**Task prompt:**
Which lines of the records contain "name"? Collect every one of them.

**Stored data entries:**
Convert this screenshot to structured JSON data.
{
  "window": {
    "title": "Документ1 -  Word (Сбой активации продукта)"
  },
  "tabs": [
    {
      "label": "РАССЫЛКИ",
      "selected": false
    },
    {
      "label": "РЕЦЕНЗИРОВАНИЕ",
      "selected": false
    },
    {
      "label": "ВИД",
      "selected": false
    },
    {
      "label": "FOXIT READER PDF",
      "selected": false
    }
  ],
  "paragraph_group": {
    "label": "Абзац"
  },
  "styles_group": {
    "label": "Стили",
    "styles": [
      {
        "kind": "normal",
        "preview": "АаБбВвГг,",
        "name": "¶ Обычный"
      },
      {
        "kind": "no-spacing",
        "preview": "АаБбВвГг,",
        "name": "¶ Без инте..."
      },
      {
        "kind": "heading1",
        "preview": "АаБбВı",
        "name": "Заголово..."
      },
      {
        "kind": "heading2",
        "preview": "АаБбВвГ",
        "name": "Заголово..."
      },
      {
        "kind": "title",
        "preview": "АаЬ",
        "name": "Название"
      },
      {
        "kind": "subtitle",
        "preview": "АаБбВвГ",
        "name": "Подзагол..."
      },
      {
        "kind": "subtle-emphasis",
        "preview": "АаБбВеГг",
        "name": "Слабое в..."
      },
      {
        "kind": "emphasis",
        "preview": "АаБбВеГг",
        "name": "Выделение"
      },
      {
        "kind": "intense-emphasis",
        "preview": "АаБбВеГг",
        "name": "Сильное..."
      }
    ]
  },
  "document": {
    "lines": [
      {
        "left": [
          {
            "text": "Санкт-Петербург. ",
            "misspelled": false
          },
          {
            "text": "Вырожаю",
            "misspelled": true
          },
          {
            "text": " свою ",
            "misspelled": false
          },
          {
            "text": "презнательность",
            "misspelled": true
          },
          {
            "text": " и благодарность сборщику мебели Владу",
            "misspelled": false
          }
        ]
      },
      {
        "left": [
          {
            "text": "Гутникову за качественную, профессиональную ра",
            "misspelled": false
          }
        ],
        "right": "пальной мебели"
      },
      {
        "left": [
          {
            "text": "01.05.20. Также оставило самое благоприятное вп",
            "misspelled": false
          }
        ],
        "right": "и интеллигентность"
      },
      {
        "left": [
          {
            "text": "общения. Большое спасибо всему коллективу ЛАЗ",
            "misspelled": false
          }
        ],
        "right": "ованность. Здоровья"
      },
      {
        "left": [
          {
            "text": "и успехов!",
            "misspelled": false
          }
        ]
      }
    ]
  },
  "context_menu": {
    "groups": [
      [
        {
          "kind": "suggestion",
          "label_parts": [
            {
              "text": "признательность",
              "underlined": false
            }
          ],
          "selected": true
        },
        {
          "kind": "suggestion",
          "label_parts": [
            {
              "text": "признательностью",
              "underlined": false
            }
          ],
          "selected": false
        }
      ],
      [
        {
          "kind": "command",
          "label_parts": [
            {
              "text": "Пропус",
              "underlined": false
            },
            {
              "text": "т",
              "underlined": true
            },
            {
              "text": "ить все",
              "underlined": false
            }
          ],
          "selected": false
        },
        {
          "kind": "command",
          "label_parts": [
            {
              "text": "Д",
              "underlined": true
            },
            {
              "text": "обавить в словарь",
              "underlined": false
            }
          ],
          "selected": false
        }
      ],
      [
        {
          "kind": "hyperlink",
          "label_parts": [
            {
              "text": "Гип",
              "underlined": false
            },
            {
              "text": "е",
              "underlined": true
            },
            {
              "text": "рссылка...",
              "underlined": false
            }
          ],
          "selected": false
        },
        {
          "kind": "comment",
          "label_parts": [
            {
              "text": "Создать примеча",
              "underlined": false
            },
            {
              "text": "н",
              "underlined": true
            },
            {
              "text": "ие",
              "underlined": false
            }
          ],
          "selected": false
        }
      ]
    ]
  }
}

**Result of the exercise:**
        "name": "¶ Обычный"
        "name": "¶ Без инте..."
        "name": "Заголово..."
        "name": "Заголово..."
        "name": "Название"
        "name": "Подзагол..."
        "name": "Слабое в..."
        "name": "Выделение"
        "name": "Сильное..."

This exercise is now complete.